◆ **WHAT THE TASK ASKS**: Repeat each record exactly as written, and drop any images.

◆ **MATERIAL FOR THIS EXERCISE**:
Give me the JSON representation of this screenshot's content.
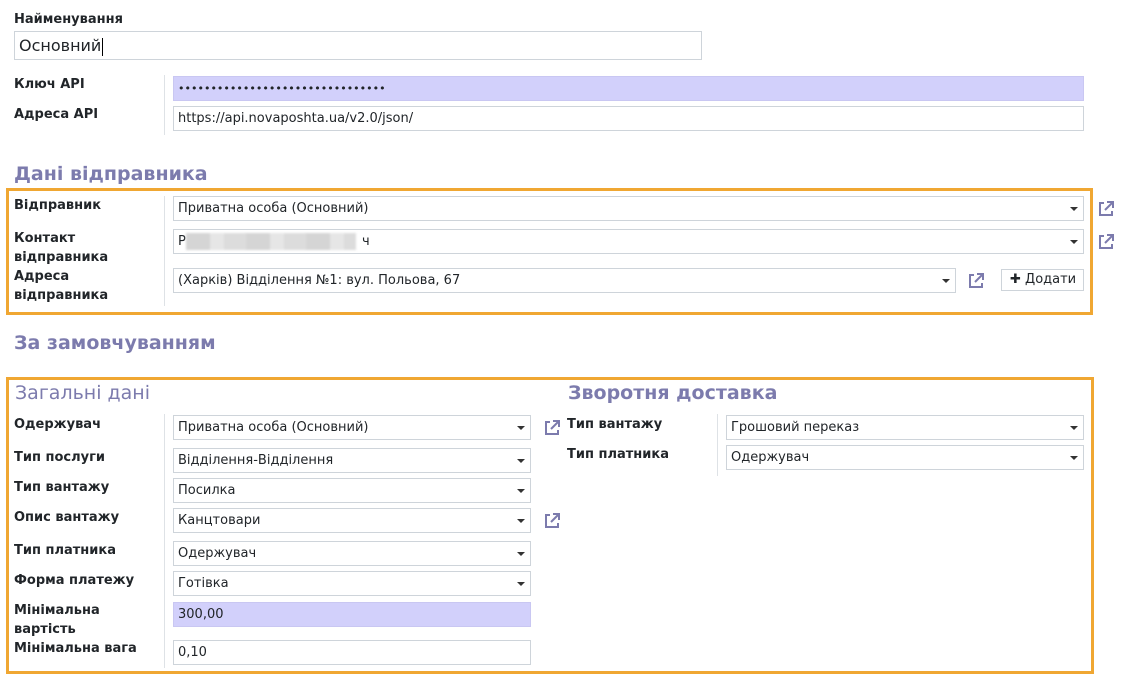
{
  "name_label": "Найменування",
  "name_value": "Основний",
  "api": {
    "key_label": "Ключ API",
    "key_value": "••••••••••••••••••••••••••••••••",
    "url_label": "Адреса API",
    "url_value": "https://api.novaposhta.ua/v2.0/json/"
  },
  "sender": {
    "title": "Дані відправника",
    "sender_label": "Відправник",
    "sender_value": "Приватна особа (Основний)",
    "contact_label_1": "Контакт",
    "contact_label_2": "відправника",
    "contact_prefix": "Р",
    "contact_suffix": "ч",
    "address_label_1": "Адреса",
    "address_label_2": "відправника",
    "address_value": "(Харків) Відділення №1: вул. Польова, 67",
    "add_button": "Додати"
  },
  "defaults": {
    "title": "За замовчуванням",
    "general_title": "Загальні дані",
    "recipient_label": "Одержувач",
    "recipient_value": "Приватна особа (Основний)",
    "service_label": "Тип послуги",
    "service_value": "Відділення-Відділення",
    "cargo_label": "Тип вантажу",
    "cargo_value": "Посилка",
    "cargo_desc_label": "Опис вантажу",
    "cargo_desc_value": "Канцтовари",
    "payer_label": "Тип платника",
    "payer_value": "Одержувач",
    "payment_label": "Форма платежу",
    "payment_value": "Готівка",
    "min_cost_label_1": "Мінімальна",
    "min_cost_label_2": "вартість",
    "min_cost_value": "300,00",
    "min_weight_label": "Мінімальна вага",
    "min_weight_value": "0,10"
  },
  "return": {
    "title": "Зворотня доставка",
    "cargo_label": "Тип вантажу",
    "cargo_value": "Грошовий переказ",
    "payer_label": "Тип платника",
    "payer_value": "Одержувач"
  },
  "icons": {
    "external_link": "external-link-icon",
    "plus": "plus-icon",
    "caret": "caret-down-icon"
  },
  "colors": {
    "accent_heading": "#7c7bad",
    "highlight_frame": "#f0a732",
    "filled_input": "#d2d0fb"
  }
}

◆ **EXERCISE RESPONSE**:
Give me the JSON representation of this screenshot's content.
{
  "name_label": "Найменування",
  "name_value": "Основний",
  "api": {
    "key_label": "Ключ API",
    "key_value": "••••••••••••••••••••••••••••••••",
    "url_label": "Адреса API",
    "url_value": "https://api.novaposhta.ua/v2.0/json/"
  },
  "sender": {
    "title": "Дані відправника",
    "sender_label": "Відправник",
    "sender_value": "Приватна особа (Основний)",
    "contact_label_1": "Контакт",
    "contact_label_2": "відправника",
    "contact_prefix": "Р",
    "contact_suffix": "ч",
    "address_label_1": "Адреса",
    "address_label_2": "відправника",
    "address_value": "(Харків) Відділення №1: вул. Польова, 67",
    "add_button": "Додати"
  },
  "defaults": {
    "title": "За замовчуванням",
    "general_title": "Загальні дані",
    "recipient_label": "Одержувач",
    "recipient_value": "Приватна особа (Основний)",
    "service_label": "Тип послуги",
    "service_value": "Відділення-Відділення",
    "cargo_label": "Тип вантажу",
    "cargo_value": "Посилка",
    "cargo_desc_label": "Опис вантажу",
    "cargo_desc_value": "Канцтовари",
    "payer_label": "Тип платника",
    "payer_value": "Одержувач",
    "payment_label": "Форма платежу",
    "payment_value": "Готівка",
    "min_cost_label_1": "Мінімальна",
    "min_cost_label_2": "вартість",
    "min_cost_value": "300,00",
    "min_weight_label": "Мінімальна вага",
    "min_weight_value": "0,10"
  },
  "return": {
    "title": "Зворотня доставка",
    "cargo_label": "Тип вантажу",
    "cargo_value": "Грошовий переказ",
    "payer_label": "Тип платника",
    "payer_value": "Одержувач"
  },
  "icons": {
    "external_link": "external-link-icon",
    "plus": "plus-icon",
    "caret": "caret-down-icon"
  },
  "colors": {
    "accent_heading": "#7c7bad",
    "highlight_frame": "#f0a732",
    "filled_input": "#d2d0fb"
  }
}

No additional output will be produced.